Exercise directions: Read the lines below and count those that have the word "προς". Respond with the number only.

┌────────

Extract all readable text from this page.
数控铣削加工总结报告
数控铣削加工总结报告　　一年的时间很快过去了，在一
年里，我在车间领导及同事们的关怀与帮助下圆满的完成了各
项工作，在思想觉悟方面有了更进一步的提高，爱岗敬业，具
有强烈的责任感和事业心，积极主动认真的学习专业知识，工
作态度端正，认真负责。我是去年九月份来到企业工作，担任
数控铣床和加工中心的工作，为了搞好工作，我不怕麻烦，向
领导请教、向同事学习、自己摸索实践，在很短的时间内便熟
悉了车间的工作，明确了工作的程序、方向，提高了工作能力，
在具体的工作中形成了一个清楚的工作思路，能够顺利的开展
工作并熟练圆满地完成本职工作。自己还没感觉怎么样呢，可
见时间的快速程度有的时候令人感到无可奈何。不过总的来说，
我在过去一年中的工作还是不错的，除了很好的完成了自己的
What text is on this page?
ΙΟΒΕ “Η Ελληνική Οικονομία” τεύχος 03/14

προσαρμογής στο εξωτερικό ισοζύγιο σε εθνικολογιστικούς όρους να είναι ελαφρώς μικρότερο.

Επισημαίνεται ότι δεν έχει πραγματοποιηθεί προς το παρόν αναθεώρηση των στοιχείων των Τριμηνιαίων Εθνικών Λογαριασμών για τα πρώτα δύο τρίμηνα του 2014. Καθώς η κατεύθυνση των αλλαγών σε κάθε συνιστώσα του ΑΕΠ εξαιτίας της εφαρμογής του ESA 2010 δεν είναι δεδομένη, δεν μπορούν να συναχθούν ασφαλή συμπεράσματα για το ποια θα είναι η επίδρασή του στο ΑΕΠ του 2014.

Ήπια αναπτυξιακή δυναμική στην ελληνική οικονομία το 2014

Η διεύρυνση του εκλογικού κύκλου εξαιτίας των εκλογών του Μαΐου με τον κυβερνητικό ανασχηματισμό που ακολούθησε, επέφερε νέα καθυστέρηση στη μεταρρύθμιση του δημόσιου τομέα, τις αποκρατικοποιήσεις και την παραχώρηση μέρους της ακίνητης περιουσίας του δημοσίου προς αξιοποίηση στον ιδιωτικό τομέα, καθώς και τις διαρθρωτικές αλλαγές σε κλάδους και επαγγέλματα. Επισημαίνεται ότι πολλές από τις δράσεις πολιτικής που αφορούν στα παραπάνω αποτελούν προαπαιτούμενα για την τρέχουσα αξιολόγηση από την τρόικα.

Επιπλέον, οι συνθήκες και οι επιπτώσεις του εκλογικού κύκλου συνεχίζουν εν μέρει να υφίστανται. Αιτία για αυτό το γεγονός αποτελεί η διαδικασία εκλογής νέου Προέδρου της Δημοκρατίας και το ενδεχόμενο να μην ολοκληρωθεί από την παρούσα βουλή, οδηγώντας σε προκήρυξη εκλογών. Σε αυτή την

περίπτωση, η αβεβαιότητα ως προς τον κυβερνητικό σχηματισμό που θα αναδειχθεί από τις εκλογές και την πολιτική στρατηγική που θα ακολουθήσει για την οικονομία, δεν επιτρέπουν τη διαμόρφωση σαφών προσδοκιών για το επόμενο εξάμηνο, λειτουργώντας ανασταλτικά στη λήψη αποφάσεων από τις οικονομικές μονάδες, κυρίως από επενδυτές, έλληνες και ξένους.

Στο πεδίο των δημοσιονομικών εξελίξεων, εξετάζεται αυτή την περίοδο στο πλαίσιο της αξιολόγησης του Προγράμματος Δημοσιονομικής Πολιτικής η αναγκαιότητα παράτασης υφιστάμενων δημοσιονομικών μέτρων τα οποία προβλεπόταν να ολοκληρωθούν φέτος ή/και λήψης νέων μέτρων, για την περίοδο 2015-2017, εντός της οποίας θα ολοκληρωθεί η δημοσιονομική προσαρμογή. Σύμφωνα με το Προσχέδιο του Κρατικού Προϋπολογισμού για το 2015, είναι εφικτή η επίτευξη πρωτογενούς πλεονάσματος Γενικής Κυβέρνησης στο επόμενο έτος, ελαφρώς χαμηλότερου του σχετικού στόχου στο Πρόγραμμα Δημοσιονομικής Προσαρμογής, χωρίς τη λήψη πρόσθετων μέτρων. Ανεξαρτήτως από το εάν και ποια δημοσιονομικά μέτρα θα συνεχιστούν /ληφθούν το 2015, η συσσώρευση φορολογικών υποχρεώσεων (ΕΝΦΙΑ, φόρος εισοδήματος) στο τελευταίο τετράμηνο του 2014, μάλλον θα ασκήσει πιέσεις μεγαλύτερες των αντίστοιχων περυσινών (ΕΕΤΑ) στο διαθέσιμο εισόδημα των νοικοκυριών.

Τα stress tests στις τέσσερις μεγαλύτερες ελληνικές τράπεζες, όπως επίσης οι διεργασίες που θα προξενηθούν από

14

└────────

Solution: 3